[Begin Entries provided]

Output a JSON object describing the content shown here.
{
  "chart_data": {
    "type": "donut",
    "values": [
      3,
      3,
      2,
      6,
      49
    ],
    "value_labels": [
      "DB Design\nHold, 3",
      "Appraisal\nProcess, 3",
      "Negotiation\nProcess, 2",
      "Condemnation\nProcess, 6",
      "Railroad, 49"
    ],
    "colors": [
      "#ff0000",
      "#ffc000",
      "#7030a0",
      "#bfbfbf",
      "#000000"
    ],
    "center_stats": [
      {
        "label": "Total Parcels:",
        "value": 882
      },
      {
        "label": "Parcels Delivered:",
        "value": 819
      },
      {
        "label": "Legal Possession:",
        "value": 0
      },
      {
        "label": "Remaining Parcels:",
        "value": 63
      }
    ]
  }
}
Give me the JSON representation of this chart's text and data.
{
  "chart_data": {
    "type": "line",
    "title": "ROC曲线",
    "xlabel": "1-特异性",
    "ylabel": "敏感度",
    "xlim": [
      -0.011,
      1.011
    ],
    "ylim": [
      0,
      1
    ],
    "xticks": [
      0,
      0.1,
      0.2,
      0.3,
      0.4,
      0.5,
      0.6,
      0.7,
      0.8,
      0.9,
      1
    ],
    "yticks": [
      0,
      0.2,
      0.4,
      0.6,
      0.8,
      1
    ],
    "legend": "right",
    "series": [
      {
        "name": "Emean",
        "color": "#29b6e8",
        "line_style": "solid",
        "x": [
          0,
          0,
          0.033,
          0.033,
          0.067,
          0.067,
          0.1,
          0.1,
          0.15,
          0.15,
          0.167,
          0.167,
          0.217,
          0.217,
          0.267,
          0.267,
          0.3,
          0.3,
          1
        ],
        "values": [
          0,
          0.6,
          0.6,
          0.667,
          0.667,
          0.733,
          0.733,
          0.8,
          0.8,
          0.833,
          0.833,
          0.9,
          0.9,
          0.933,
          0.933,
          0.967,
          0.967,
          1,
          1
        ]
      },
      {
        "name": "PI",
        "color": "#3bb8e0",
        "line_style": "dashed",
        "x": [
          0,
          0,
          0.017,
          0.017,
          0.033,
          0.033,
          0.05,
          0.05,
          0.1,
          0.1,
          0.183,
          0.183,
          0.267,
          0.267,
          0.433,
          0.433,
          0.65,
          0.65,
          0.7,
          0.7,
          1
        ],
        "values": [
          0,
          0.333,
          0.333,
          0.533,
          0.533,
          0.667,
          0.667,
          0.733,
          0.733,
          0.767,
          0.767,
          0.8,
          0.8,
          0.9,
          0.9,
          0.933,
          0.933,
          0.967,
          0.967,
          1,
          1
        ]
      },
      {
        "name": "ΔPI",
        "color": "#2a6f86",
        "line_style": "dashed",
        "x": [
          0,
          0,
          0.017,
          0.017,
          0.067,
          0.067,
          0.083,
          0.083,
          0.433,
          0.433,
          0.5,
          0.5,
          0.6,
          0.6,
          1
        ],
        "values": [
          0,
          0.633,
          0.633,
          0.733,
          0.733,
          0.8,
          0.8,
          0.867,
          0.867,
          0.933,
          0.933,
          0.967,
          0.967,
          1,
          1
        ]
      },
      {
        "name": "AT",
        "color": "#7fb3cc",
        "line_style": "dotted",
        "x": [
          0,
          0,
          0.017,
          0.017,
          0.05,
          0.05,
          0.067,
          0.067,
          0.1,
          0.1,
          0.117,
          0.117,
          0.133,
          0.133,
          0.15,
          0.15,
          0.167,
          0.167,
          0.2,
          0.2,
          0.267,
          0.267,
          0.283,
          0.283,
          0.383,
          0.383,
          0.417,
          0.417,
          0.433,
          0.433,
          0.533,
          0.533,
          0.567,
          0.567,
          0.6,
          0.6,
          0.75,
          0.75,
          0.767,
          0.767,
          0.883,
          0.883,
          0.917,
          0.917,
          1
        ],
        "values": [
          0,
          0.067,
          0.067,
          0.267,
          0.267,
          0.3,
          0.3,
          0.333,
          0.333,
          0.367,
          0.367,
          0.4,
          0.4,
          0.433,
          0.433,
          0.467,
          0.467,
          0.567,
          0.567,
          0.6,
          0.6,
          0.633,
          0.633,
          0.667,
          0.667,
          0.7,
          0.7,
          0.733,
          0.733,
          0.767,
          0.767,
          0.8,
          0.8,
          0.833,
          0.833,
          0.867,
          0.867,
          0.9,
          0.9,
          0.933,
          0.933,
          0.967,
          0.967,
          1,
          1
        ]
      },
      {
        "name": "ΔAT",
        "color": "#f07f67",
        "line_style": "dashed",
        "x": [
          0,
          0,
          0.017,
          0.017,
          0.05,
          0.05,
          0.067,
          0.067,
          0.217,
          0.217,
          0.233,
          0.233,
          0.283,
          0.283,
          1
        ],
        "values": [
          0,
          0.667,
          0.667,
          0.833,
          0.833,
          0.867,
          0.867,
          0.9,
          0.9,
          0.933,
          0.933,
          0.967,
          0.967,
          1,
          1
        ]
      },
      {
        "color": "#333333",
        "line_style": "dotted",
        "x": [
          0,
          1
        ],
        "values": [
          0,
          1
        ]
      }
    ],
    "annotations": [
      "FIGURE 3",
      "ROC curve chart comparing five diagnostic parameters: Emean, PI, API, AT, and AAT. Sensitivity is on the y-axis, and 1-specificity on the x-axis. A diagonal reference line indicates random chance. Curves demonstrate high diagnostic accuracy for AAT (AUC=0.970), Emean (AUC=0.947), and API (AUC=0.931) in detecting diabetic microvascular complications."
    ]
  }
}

[End Entries provided]

§ Work to do
Make an exact copy of the data above.

§ Problem solution
Output a JSON object describing the content shown here.
{
  "chart_data": {
    "type": "donut",
    "values": [
      3,
      3,
      2,
      6,
      49
    ],
    "value_labels": [
      "DB Design\nHold, 3",
      "Appraisal\nProcess, 3",
      "Negotiation\nProcess, 2",
      "Condemnation\nProcess, 6",
      "Railroad, 49"
    ],
    "colors": [
      "#ff0000",
      "#ffc000",
      "#7030a0",
      "#bfbfbf",
      "#000000"
    ],
    "center_stats": [
      {
        "label": "Total Parcels:",
        "value": 882
      },
      {
        "label": "Parcels Delivered:",
        "value": 819
      },
      {
        "label": "Legal Possession:",
        "value": 0
      },
      {
        "label": "Remaining Parcels:",
        "value": 63
      }
    ]
  }
}
Give me the JSON representation of this chart's text and data.
{
  "chart_data": {
    "type": "line",
    "title": "ROC曲线",
    "xlabel": "1-特异性",
    "ylabel": "敏感度",
    "xlim": [
      -0.011,
      1.011
    ],
    "ylim": [
      0,
      1
    ],
    "xticks": [
      0,
      0.1,
      0.2,
      0.3,
      0.4,
      0.5,
      0.6,
      0.7,
      0.8,
      0.9,
      1
    ],
    "yticks": [
      0,
      0.2,
      0.4,
      0.6,
      0.8,
      1
    ],
    "legend": "right",
    "series": [
      {
        "name": "Emean",
        "color": "#29b6e8",
        "line_style": "solid",
        "x": [
          0,
          0,
          0.033,
          0.033,
          0.067,
          0.067,
          0.1,
          0.1,
          0.15,
          0.15,
          0.167,
          0.167,
          0.217,
          0.217,
          0.267,
          0.267,
          0.3,
          0.3,
          1
        ],
        "values": [
          0,
          0.6,
          0.6,
          0.667,
          0.667,
          0.733,
          0.733,
          0.8,
          0.8,
          0.833,
          0.833,
          0.9,
          0.9,
          0.933,
          0.933,
          0.967,
          0.967,
          1,
          1
        ]
      },
      {
        "name": "PI",
        "color": "#3bb8e0",
        "line_style": "dashed",
        "x": [
          0,
          0,
          0.017,
          0.017,
          0.033,
          0.033,
          0.05,
          0.05,
          0.1,
          0.1,
          0.183,
          0.183,
          0.267,
          0.267,
          0.433,
          0.433,
          0.65,
          0.65,
          0.7,
          0.7,
          1
        ],
        "values": [
          0,
          0.333,
          0.333,
          0.533,
          0.533,
          0.667,
          0.667,
          0.733,
          0.733,
          0.767,
          0.767,
          0.8,
          0.8,
          0.9,
          0.9,
          0.933,
          0.933,
          0.967,
          0.967,
          1,
          1
        ]
      },
      {
        "name": "ΔPI",
        "color": "#2a6f86",
        "line_style": "dashed",
        "x": [
          0,
          0,
          0.017,
          0.017,
          0.067,
          0.067,
          0.083,
          0.083,
          0.433,
          0.433,
          0.5,
          0.5,
          0.6,
          0.6,
          1
        ],
        "values": [
          0,
          0.633,
          0.633,
          0.733,
          0.733,
          0.8,
          0.8,
          0.867,
          0.867,
          0.933,
          0.933,
          0.967,
          0.967,
          1,
          1
        ]
      },
      {
        "name": "AT",
        "color": "#7fb3cc",
        "line_style": "dotted",
        "x": [
          0,
          0,
          0.017,
          0.017,
          0.05,
          0.05,
          0.067,
          0.067,
          0.1,
          0.1,
          0.117,
          0.117,
          0.133,
          0.133,
          0.15,
          0.15,
          0.167,
          0.167,
          0.2,
          0.2,
          0.267,
          0.267,
          0.283,
          0.283,
          0.383,
          0.383,
          0.417,
          0.417,
          0.433,
          0.433,
          0.533,
          0.533,
          0.567,
          0.567,
          0.6,
          0.6,
          0.75,
          0.75,
          0.767,
          0.767,
          0.883,
          0.883,
          0.917,
          0.917,
          1
        ],
        "values": [
          0,
          0.067,
          0.067,
          0.267,
          0.267,
          0.3,
          0.3,
          0.333,
          0.333,
          0.367,
          0.367,
          0.4,
          0.4,
          0.433,
          0.433,
          0.467,
          0.467,
          0.567,
          0.567,
          0.6,
          0.6,
          0.633,
          0.633,
          0.667,
          0.667,
          0.7,
          0.7,
          0.733,
          0.733,
          0.767,
          0.767,
          0.8,
          0.8,
          0.833,
          0.833,
          0.867,
          0.867,
          0.9,
          0.9,
          0.933,
          0.933,
          0.967,
          0.967,
          1,
          1
        ]
      },
      {
        "name": "ΔAT",
        "color": "#f07f67",
        "line_style": "dashed",
        "x": [
          0,
          0,
          0.017,
          0.017,
          0.05,
          0.05,
          0.067,
          0.067,
          0.217,
          0.217,
          0.233,
          0.233,
          0.283,
          0.283,
          1
        ],
        "values": [
          0,
          0.667,
          0.667,
          0.833,
          0.833,
          0.867,
          0.867,
          0.9,
          0.9,
          0.933,
          0.933,
          0.967,
          0.967,
          1,
          1
        ]
      },
      {
        "color": "#333333",
        "line_style": "dotted",
        "x": [
          0,
          1
        ],
        "values": [
          0,
          1
        ]
      }
    ],
    "annotations": [
      "FIGURE 3",
      "ROC curve chart comparing five diagnostic parameters: Emean, PI, API, AT, and AAT. Sensitivity is on the y-axis, and 1-specificity on the x-axis. A diagonal reference line indicates random chance. Curves demonstrate high diagnostic accuracy for AAT (AUC=0.970), Emean (AUC=0.947), and API (AUC=0.931) in detecting diabetic microvascular complications."
    ]
  }
}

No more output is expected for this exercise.